## Brief:
Show every line of the records below that contains the word "Original".

Begin Available data

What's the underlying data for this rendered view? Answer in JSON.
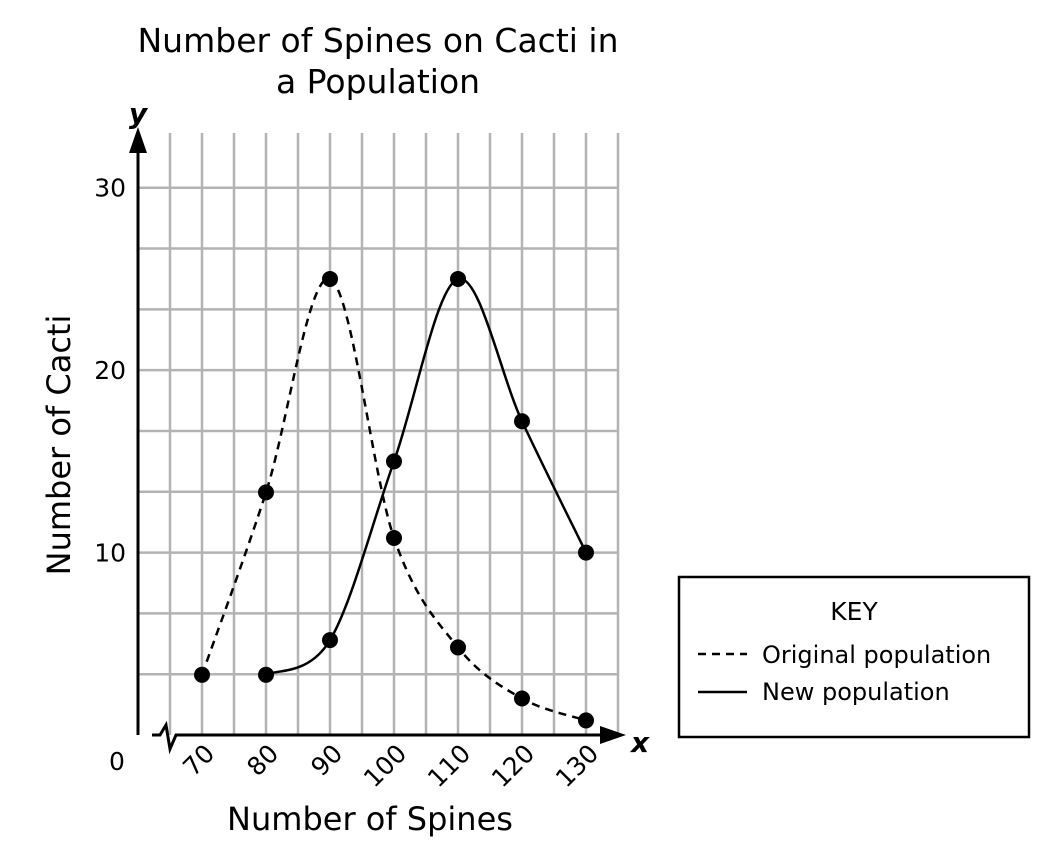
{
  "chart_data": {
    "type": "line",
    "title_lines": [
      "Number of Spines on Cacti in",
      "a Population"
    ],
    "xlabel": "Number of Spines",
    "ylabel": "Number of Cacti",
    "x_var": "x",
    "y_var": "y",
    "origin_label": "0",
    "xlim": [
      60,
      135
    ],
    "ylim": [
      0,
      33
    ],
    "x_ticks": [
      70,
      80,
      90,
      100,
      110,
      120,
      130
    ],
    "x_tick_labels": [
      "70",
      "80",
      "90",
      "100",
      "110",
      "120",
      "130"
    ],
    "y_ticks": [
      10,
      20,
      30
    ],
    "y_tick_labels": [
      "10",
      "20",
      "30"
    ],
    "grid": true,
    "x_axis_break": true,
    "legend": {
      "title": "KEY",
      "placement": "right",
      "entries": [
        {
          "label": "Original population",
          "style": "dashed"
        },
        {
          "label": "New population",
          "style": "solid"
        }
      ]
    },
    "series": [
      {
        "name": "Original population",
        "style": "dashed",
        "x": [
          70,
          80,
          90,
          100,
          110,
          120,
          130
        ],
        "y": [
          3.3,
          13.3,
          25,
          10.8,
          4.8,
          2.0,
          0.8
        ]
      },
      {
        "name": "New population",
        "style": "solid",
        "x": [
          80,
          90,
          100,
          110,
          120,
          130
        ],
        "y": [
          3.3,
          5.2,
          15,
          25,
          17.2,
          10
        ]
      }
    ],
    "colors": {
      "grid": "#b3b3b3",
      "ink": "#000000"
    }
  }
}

End Available data

## Exercise solution:
          "label": "Original population",
        "name": "Original population",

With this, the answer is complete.